----- GIVEN RECORDS -----

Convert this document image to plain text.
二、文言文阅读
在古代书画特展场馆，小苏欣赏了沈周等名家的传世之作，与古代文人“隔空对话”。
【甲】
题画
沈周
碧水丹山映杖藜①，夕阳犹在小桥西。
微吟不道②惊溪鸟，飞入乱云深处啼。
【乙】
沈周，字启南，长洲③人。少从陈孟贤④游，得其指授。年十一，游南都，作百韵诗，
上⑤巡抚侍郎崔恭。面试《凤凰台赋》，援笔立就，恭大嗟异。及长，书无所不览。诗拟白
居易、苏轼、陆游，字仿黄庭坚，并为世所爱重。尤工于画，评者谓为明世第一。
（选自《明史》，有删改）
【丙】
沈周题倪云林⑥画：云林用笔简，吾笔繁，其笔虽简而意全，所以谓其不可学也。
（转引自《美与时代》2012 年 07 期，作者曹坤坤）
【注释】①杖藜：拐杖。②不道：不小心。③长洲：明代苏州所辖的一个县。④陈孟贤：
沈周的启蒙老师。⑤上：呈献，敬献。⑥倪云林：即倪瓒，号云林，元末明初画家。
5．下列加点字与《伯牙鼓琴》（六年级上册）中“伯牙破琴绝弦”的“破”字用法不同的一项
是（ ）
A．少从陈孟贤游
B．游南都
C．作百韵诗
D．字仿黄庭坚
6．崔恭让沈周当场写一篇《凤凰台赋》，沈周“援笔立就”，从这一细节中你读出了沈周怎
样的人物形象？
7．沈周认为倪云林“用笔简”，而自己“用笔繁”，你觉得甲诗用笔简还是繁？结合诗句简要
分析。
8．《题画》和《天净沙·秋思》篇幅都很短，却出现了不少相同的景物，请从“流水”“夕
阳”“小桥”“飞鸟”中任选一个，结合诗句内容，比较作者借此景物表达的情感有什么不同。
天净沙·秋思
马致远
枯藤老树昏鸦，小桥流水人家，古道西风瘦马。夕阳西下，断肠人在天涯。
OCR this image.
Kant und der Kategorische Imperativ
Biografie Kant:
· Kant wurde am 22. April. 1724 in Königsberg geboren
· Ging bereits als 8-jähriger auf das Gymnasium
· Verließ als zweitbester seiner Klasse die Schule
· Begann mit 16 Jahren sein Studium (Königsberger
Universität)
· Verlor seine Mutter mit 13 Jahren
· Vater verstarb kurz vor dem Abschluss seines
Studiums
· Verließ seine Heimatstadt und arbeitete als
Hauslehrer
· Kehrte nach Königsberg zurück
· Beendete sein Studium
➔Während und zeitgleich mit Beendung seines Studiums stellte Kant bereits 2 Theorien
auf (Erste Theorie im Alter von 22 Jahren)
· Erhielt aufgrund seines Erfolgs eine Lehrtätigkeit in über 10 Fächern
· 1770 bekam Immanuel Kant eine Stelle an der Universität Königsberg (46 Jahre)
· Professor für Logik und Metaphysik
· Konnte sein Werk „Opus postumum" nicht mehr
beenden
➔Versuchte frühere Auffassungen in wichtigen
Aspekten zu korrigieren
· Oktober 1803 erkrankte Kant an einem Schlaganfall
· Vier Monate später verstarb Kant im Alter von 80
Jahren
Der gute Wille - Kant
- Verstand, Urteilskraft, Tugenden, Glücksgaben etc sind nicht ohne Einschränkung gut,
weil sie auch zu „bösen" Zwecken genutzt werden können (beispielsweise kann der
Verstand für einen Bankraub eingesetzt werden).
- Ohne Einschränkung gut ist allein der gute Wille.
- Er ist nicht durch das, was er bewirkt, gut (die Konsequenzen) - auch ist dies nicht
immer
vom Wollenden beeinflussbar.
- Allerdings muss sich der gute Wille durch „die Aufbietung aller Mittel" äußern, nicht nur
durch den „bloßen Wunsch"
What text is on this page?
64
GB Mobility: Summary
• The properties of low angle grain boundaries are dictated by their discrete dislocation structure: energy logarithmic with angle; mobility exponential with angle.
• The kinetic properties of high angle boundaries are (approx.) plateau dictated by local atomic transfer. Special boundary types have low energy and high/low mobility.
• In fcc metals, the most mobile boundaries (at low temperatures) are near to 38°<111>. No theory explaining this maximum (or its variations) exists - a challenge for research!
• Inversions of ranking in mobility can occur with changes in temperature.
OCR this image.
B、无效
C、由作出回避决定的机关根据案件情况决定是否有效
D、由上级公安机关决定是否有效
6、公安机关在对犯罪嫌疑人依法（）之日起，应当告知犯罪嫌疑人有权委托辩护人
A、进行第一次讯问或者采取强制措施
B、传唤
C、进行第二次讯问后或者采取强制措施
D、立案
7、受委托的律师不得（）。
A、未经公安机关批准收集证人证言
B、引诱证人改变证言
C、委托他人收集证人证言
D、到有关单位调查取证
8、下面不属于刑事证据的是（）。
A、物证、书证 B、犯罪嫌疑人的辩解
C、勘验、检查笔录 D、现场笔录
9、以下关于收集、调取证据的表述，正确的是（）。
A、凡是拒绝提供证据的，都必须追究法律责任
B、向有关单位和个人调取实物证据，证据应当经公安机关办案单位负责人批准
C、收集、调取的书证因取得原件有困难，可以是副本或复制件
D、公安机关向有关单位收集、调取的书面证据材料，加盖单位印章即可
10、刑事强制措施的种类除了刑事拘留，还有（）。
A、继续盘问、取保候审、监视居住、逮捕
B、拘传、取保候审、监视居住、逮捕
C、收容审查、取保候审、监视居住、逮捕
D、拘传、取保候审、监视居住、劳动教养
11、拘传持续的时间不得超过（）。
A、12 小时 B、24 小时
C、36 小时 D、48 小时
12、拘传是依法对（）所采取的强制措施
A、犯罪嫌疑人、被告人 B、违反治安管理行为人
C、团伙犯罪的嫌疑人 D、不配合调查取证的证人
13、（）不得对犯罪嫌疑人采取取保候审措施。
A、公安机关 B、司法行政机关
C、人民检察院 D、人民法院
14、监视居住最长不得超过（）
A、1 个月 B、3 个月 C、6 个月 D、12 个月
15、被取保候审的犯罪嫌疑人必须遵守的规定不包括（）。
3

-----

▶ [WRITTEN REQUEST] Give an exact repetition of all the material.

▶ [SOLUTION TO THIS TASK]
Convert this document image to plain text.
二、文言文阅读
在古代书画特展场馆，小苏欣赏了沈周等名家的传世之作，与古代文人“隔空对话”。
【甲】
题画
沈周
碧水丹山映杖藜①，夕阳犹在小桥西。
微吟不道②惊溪鸟，飞入乱云深处啼。
【乙】
沈周，字启南，长洲③人。少从陈孟贤④游，得其指授。年十一，游南都，作百韵诗，
上⑤巡抚侍郎崔恭。面试《凤凰台赋》，援笔立就，恭大嗟异。及长，书无所不览。诗拟白
居易、苏轼、陆游，字仿黄庭坚，并为世所爱重。尤工于画，评者谓为明世第一。
（选自《明史》，有删改）
【丙】
沈周题倪云林⑥画：云林用笔简，吾笔繁，其笔虽简而意全，所以谓其不可学也。
（转引自《美与时代》2012 年 07 期，作者曹坤坤）
【注释】①杖藜：拐杖。②不道：不小心。③长洲：明代苏州所辖的一个县。④陈孟贤：
沈周的启蒙老师。⑤上：呈献，敬献。⑥倪云林：即倪瓒，号云林，元末明初画家。
5．下列加点字与《伯牙鼓琴》（六年级上册）中“伯牙破琴绝弦”的“破”字用法不同的一项
是（ ）
A．少从陈孟贤游
B．游南都
C．作百韵诗
D．字仿黄庭坚
6．崔恭让沈周当场写一篇《凤凰台赋》，沈周“援笔立就”，从这一细节中你读出了沈周怎
样的人物形象？
7．沈周认为倪云林“用笔简”，而自己“用笔繁”，你觉得甲诗用笔简还是繁？结合诗句简要
分析。
8．《题画》和《天净沙·秋思》篇幅都很短，却出现了不少相同的景物，请从“流水”“夕
阳”“小桥”“飞鸟”中任选一个，结合诗句内容，比较作者借此景物表达的情感有什么不同。
天净沙·秋思
马致远
枯藤老树昏鸦，小桥流水人家，古道西风瘦马。夕阳西下，断肠人在天涯。
OCR this image.
Kant und der Kategorische Imperativ
Biografie Kant:
· Kant wurde am 22. April. 1724 in Königsberg geboren
· Ging bereits als 8-jähriger auf das Gymnasium
· Verließ als zweitbester seiner Klasse die Schule
· Begann mit 16 Jahren sein Studium (Königsberger
Universität)
· Verlor seine Mutter mit 13 Jahren
· Vater verstarb kurz vor dem Abschluss seines
Studiums
· Verließ seine Heimatstadt und arbeitete als
Hauslehrer
· Kehrte nach Königsberg zurück
· Beendete sein Studium
➔Während und zeitgleich mit Beendung seines Studiums stellte Kant bereits 2 Theorien
auf (Erste Theorie im Alter von 22 Jahren)
· Erhielt aufgrund seines Erfolgs eine Lehrtätigkeit in über 10 Fächern
· 1770 bekam Immanuel Kant eine Stelle an der Universität Königsberg (46 Jahre)
· Professor für Logik und Metaphysik
· Konnte sein Werk „Opus postumum" nicht mehr
beenden
➔Versuchte frühere Auffassungen in wichtigen
Aspekten zu korrigieren
· Oktober 1803 erkrankte Kant an einem Schlaganfall
· Vier Monate später verstarb Kant im Alter von 80
Jahren
Der gute Wille - Kant
- Verstand, Urteilskraft, Tugenden, Glücksgaben etc sind nicht ohne Einschränkung gut,
weil sie auch zu „bösen" Zwecken genutzt werden können (beispielsweise kann der
Verstand für einen Bankraub eingesetzt werden).
- Ohne Einschränkung gut ist allein der gute Wille.
- Er ist nicht durch das, was er bewirkt, gut (die Konsequenzen) - auch ist dies nicht
immer
vom Wollenden beeinflussbar.
- Allerdings muss sich der gute Wille durch „die Aufbietung aller Mittel" äußern, nicht nur
durch den „bloßen Wunsch"
What text is on this page?
64
GB Mobility: Summary
• The properties of low angle grain boundaries are dictated by their discrete dislocation structure: energy logarithmic with angle; mobility exponential with angle.
• The kinetic properties of high angle boundaries are (approx.) plateau dictated by local atomic transfer. Special boundary types have low energy and high/low mobility.
• In fcc metals, the most mobile boundaries (at low temperatures) are near to 38°<111>. No theory explaining this maximum (or its variations) exists - a challenge for research!
• Inversions of ranking in mobility can occur with changes in temperature.
OCR this image.
B、无效
C、由作出回避决定的机关根据案件情况决定是否有效
D、由上级公安机关决定是否有效
6、公安机关在对犯罪嫌疑人依法（）之日起，应当告知犯罪嫌疑人有权委托辩护人
A、进行第一次讯问或者采取强制措施
B、传唤
C、进行第二次讯问后或者采取强制措施
D、立案
7、受委托的律师不得（）。
A、未经公安机关批准收集证人证言
B、引诱证人改变证言
C、委托他人收集证人证言
D、到有关单位调查取证
8、下面不属于刑事证据的是（）。
A、物证、书证 B、犯罪嫌疑人的辩解
C、勘验、检查笔录 D、现场笔录
9、以下关于收集、调取证据的表述，正确的是（）。
A、凡是拒绝提供证据的，都必须追究法律责任
B、向有关单位和个人调取实物证据，证据应当经公安机关办案单位负责人批准
C、收集、调取的书证因取得原件有困难，可以是副本或复制件
D、公安机关向有关单位收集、调取的书面证据材料，加盖单位印章即可
10、刑事强制措施的种类除了刑事拘留，还有（）。
A、继续盘问、取保候审、监视居住、逮捕
B、拘传、取保候审、监视居住、逮捕
C、收容审查、取保候审、监视居住、逮捕
D、拘传、取保候审、监视居住、劳动教养
11、拘传持续的时间不得超过（）。
A、12 小时 B、24 小时
C、36 小时 D、48 小时
12、拘传是依法对（）所采取的强制措施
A、犯罪嫌疑人、被告人 B、违反治安管理行为人
C、团伙犯罪的嫌疑人 D、不配合调查取证的证人
13、（）不得对犯罪嫌疑人采取取保候审措施。
A、公安机关 B、司法行政机关
C、人民检察院 D、人民法院
14、监视居住最长不得超过（）
A、1 个月 B、3 个月 C、6 个月 D、12 个月
15、被取保候审的犯罪嫌疑人必须遵守的规定不包括（）。
3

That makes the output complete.